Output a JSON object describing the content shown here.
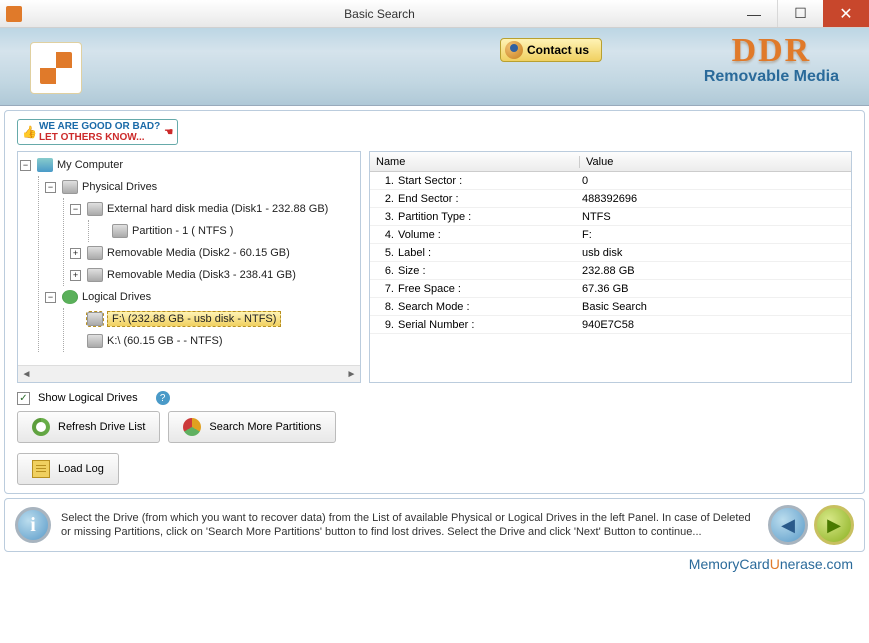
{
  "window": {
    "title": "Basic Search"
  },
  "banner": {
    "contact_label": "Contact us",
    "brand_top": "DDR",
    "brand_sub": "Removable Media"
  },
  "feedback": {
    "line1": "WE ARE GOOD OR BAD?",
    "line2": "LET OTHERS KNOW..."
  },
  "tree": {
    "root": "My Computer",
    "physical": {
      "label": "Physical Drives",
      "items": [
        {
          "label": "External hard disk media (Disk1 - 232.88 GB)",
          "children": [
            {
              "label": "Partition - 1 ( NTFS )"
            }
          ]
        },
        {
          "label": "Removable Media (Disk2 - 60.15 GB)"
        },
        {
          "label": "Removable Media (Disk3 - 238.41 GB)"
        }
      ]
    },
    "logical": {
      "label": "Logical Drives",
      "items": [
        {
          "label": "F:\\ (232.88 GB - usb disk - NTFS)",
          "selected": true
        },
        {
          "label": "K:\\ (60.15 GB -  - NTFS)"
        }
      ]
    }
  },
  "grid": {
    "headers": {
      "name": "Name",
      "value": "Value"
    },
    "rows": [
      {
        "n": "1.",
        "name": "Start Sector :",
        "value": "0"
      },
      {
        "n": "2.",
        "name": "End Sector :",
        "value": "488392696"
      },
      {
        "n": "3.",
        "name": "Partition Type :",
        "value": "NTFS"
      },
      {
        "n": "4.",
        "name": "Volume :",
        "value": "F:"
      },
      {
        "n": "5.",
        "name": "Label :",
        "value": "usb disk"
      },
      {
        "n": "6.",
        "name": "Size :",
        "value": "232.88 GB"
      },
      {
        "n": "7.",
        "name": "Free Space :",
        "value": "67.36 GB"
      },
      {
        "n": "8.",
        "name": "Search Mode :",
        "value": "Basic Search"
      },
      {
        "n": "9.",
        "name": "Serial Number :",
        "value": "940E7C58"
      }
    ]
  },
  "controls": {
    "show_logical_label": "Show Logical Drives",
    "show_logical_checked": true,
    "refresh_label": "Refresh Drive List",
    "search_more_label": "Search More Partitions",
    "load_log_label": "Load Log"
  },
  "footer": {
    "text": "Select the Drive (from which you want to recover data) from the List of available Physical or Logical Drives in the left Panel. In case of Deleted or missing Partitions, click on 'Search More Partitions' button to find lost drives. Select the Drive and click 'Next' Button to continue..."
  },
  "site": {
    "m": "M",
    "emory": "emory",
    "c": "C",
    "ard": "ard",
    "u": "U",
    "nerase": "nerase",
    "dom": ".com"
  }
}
* * * * * * * * *
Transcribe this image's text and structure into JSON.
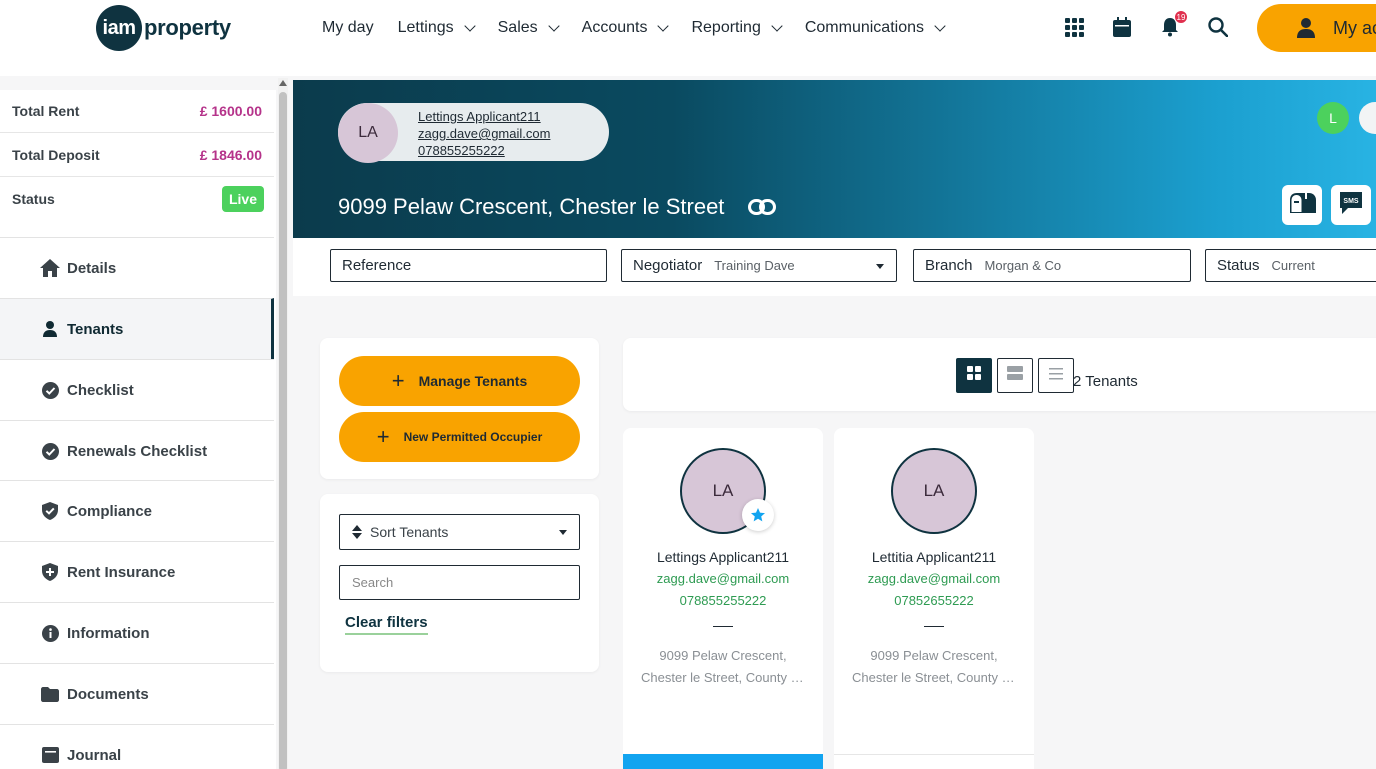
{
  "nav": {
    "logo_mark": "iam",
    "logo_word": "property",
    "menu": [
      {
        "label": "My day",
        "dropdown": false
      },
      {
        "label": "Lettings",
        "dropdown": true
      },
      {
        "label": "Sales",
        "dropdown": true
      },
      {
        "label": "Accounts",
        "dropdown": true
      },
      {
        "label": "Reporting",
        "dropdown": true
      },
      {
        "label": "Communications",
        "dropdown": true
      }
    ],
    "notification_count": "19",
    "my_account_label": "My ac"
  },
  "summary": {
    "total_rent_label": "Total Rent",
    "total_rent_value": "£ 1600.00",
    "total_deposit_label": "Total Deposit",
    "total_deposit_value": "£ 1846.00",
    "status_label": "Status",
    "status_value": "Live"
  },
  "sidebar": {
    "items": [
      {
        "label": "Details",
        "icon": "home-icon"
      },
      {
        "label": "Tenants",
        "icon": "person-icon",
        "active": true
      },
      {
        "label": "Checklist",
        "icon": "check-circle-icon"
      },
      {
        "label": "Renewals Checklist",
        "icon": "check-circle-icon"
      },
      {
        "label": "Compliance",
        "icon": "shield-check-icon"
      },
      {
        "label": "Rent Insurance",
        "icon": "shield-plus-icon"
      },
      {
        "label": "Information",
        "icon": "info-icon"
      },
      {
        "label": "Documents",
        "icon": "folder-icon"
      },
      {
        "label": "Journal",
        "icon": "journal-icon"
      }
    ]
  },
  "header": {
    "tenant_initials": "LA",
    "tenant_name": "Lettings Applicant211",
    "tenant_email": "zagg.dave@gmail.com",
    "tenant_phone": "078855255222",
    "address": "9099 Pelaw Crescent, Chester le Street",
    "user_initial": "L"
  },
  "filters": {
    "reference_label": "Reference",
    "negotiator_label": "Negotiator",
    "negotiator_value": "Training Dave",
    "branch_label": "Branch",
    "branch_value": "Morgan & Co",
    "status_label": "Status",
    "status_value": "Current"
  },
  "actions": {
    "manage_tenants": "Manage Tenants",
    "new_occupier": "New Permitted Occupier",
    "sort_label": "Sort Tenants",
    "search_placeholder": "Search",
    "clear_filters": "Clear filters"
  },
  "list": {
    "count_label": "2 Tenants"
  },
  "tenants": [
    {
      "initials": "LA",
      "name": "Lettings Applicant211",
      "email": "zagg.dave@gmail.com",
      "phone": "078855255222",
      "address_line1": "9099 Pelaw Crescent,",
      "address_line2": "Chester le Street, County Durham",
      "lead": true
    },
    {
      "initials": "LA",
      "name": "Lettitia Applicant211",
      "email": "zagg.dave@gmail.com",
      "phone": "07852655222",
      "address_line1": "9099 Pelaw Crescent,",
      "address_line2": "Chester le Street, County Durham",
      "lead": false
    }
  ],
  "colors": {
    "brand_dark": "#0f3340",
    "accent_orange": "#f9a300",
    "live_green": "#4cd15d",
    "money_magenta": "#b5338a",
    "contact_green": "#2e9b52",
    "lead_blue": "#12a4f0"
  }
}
* * * * * * * * *
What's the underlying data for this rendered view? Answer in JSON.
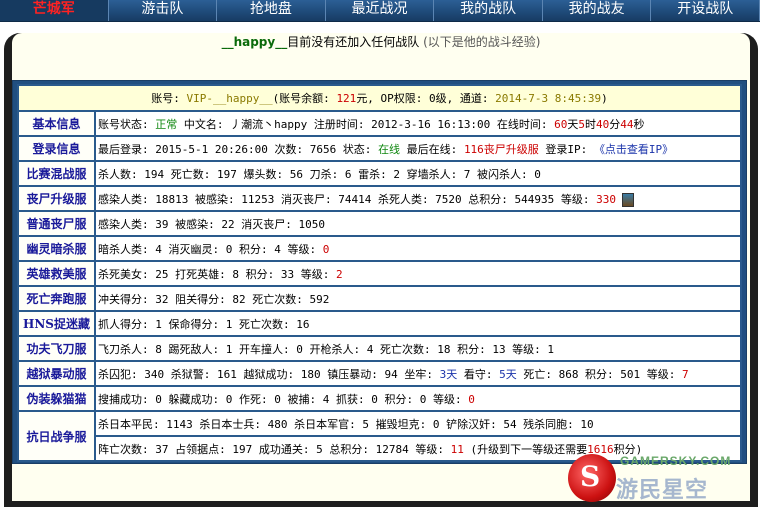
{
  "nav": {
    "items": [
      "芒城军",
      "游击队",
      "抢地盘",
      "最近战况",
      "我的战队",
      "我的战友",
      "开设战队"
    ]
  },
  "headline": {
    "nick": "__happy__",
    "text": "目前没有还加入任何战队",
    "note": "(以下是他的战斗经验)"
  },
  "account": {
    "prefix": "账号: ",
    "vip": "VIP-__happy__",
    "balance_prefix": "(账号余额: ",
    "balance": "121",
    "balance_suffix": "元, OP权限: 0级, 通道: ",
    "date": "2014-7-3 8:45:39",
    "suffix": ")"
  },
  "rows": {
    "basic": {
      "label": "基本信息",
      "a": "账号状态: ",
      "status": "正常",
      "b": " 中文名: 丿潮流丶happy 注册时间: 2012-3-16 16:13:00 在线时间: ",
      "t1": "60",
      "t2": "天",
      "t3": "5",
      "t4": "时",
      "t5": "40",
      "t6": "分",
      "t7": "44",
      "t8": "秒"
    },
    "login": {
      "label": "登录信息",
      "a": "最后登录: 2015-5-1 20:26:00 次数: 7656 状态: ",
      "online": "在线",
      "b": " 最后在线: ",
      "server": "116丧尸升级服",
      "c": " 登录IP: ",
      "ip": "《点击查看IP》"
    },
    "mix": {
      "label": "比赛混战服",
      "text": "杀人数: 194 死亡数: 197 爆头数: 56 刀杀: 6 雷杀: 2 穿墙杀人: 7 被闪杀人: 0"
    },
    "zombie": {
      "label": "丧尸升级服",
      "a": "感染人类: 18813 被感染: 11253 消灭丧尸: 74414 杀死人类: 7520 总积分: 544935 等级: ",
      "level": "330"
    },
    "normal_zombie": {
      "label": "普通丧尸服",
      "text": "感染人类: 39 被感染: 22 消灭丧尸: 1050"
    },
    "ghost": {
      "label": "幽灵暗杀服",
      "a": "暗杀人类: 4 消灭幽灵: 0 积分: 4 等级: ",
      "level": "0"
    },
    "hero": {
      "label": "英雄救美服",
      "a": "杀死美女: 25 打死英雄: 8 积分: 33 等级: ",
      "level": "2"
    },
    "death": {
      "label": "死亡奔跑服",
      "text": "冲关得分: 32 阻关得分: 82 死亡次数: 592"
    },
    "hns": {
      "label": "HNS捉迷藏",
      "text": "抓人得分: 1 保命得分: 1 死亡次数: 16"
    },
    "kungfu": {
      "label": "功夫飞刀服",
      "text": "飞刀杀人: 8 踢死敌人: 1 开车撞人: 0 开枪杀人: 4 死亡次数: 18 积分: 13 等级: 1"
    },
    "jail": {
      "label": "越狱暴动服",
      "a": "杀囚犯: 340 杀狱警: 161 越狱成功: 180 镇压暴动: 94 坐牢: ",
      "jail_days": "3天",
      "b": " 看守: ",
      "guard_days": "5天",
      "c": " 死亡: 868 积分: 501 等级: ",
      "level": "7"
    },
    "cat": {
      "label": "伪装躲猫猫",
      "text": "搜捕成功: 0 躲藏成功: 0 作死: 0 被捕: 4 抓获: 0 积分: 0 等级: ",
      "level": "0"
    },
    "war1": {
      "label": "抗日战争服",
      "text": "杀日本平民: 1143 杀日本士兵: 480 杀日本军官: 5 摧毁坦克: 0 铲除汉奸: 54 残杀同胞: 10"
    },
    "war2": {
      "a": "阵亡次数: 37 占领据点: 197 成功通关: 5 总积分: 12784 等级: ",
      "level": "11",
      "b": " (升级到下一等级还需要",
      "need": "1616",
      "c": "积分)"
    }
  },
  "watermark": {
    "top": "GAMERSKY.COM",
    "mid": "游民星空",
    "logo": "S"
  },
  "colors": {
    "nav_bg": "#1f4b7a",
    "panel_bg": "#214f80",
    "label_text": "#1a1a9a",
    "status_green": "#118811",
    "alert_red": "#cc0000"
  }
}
* * * * * * * * *
> [Requirements] Pull out all lines containing "NTFS".

> [Written solution]
              "label": "Partition - 1 ( NTFS )"
          "label": "F:\\ (232.88 GB - usb disk - NTFS)",
          "label": "K:\\ (60.15 GB -  - NTFS)"
        "value": "NTFS"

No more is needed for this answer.